+++ Stored data

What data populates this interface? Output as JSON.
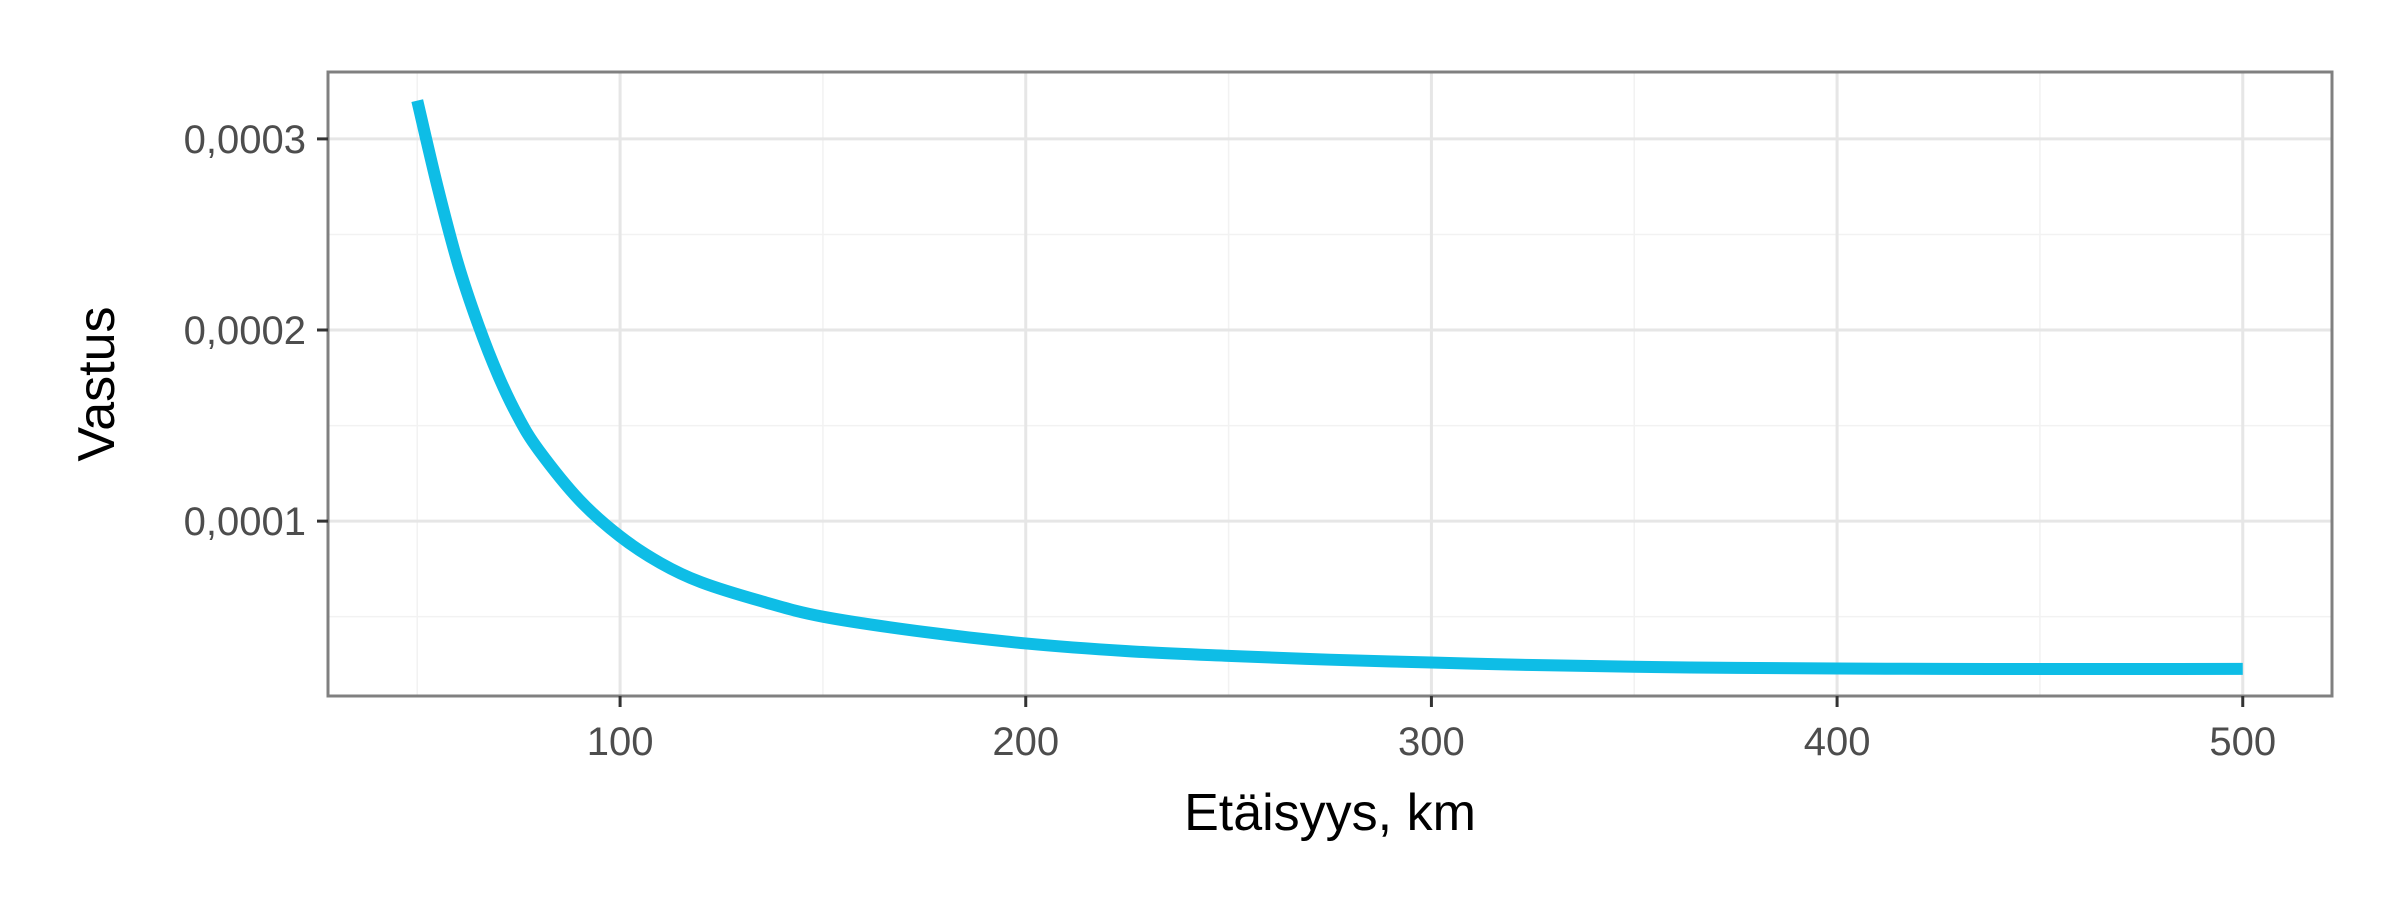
{
  "chart_data": {
    "type": "line",
    "title": "",
    "xlabel": "Etäisyys, km",
    "ylabel": "Vastus",
    "xlim": [
      28,
      522
    ],
    "ylim": [
      8.5e-06,
      0.000335
    ],
    "x_ticks": [
      100,
      200,
      300,
      400,
      500
    ],
    "x_tick_labels": [
      "100",
      "200",
      "300",
      "400",
      "500"
    ],
    "y_ticks": [
      0.0001,
      0.0002,
      0.0003
    ],
    "y_tick_labels": [
      "0,0001",
      "0,0002",
      "0,0003"
    ],
    "grid": true,
    "legend": "none",
    "series": [
      {
        "color": "#0ebde6",
        "x": [
          50,
          55,
          60,
          65,
          70,
          75,
          80,
          90,
          100,
          110,
          120,
          135,
          150,
          175,
          200,
          225,
          250,
          275,
          300,
          325,
          350,
          375,
          400,
          425,
          450,
          475,
          500
        ],
        "y": [
          0.00032,
          0.000275,
          0.000235,
          0.000203,
          0.000176,
          0.000154,
          0.000137,
          0.000111,
          9.2e-05,
          7.8e-05,
          6.8e-05,
          5.8e-05,
          5e-05,
          4.2e-05,
          3.6e-05,
          3.2e-05,
          2.95e-05,
          2.75e-05,
          2.6e-05,
          2.47e-05,
          2.38e-05,
          2.32e-05,
          2.29e-05,
          2.27e-05,
          2.26e-05,
          2.26e-05,
          2.27e-05
        ]
      }
    ]
  },
  "colors": {
    "line": "#0ebde6",
    "grid": "#e6e6e6",
    "panel_border": "#808080",
    "tick_label": "#4d4d4d"
  }
}
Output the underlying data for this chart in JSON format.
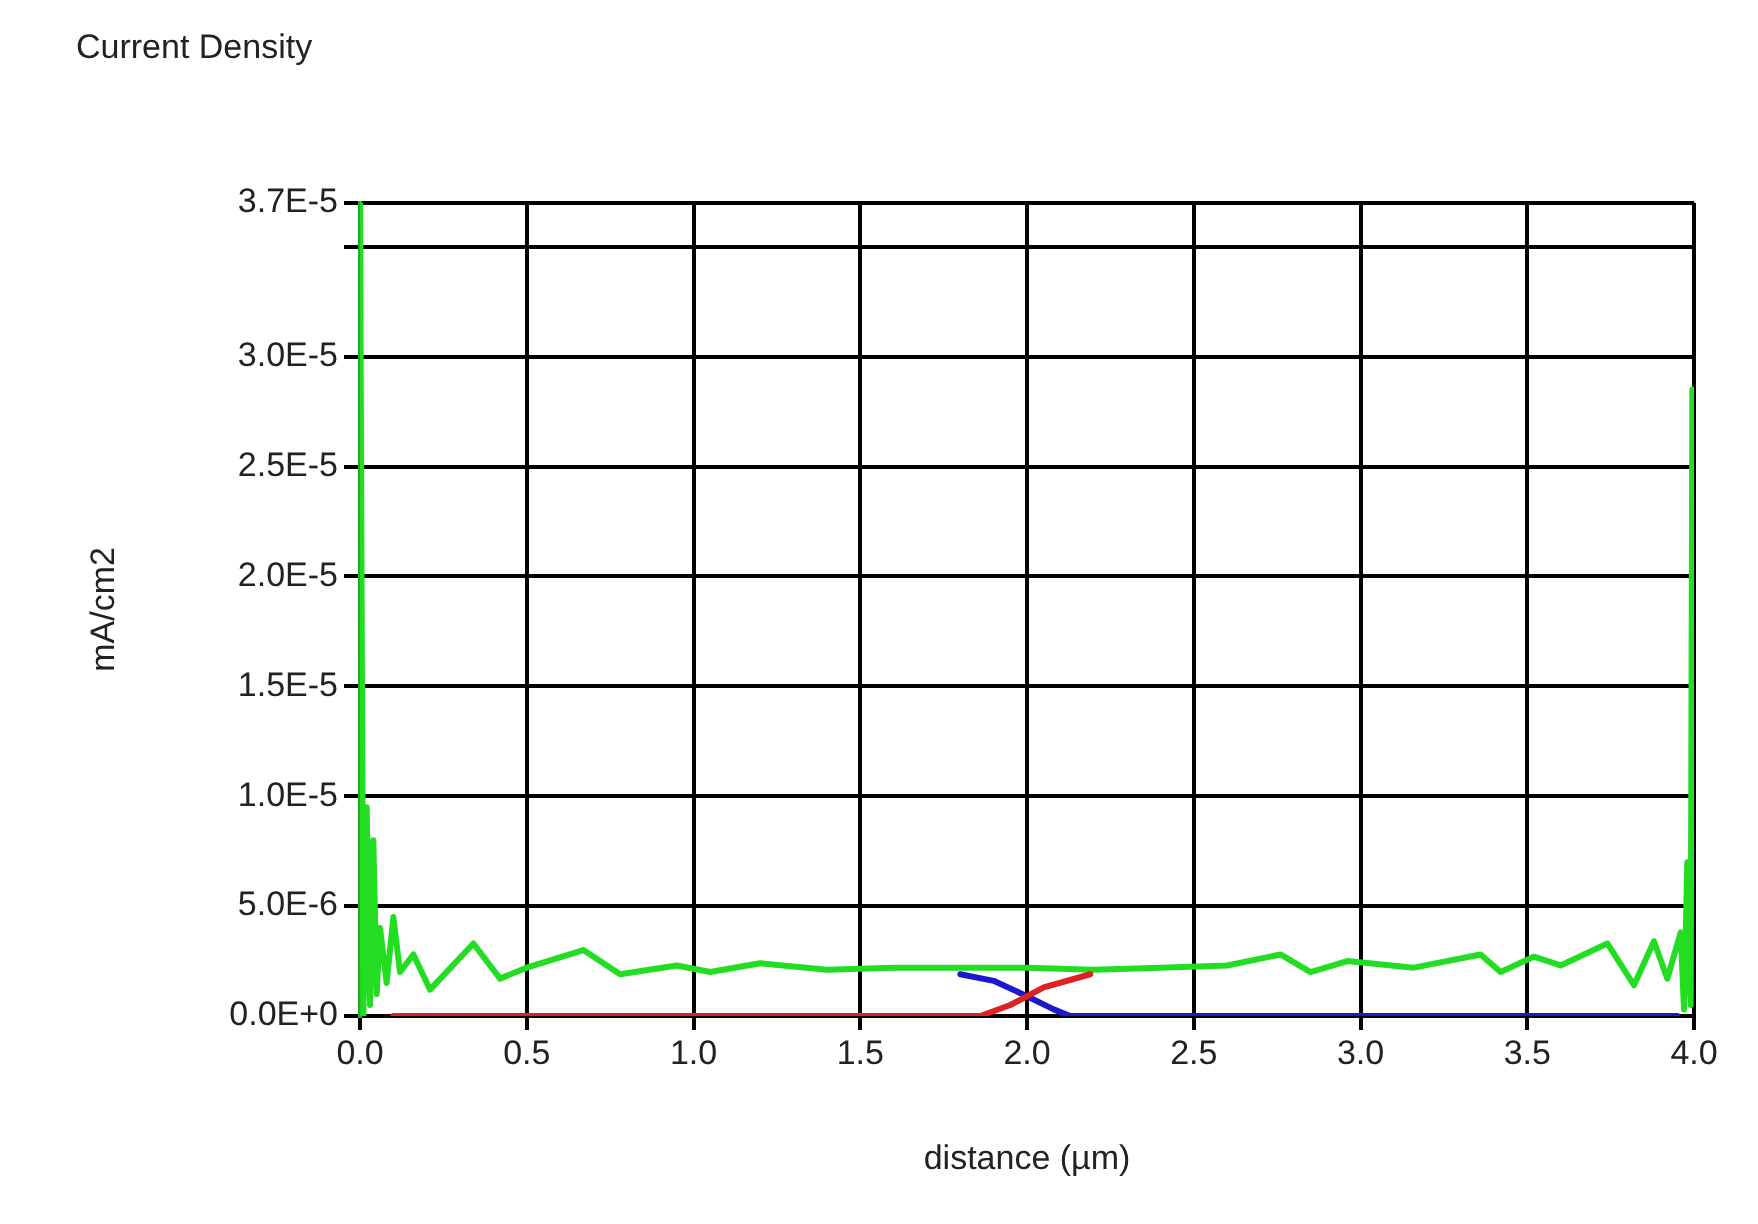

++++++

| What to do |
Select every line in the records above that contains the word "JSON".

| Task output |
What data populates this interface? Output as JSON.
Output the underlying data for this chart in JSON format.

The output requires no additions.